Data shown:
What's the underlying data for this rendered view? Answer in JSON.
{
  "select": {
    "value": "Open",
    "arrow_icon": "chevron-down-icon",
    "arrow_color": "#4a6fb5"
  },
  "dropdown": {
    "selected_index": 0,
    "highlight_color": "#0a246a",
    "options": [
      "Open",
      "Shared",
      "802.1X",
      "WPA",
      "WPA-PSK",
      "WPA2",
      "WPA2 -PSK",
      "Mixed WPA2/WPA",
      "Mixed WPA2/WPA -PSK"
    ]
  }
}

Do this:
Please return the data above exactly as given.

Written answer:
What's the underlying data for this rendered view? Answer in JSON.
{
  "select": {
    "value": "Open",
    "arrow_icon": "chevron-down-icon",
    "arrow_color": "#4a6fb5"
  },
  "dropdown": {
    "selected_index": 0,
    "highlight_color": "#0a246a",
    "options": [
      "Open",
      "Shared",
      "802.1X",
      "WPA",
      "WPA-PSK",
      "WPA2",
      "WPA2 -PSK",
      "Mixed WPA2/WPA",
      "Mixed WPA2/WPA -PSK"
    ]
  }
}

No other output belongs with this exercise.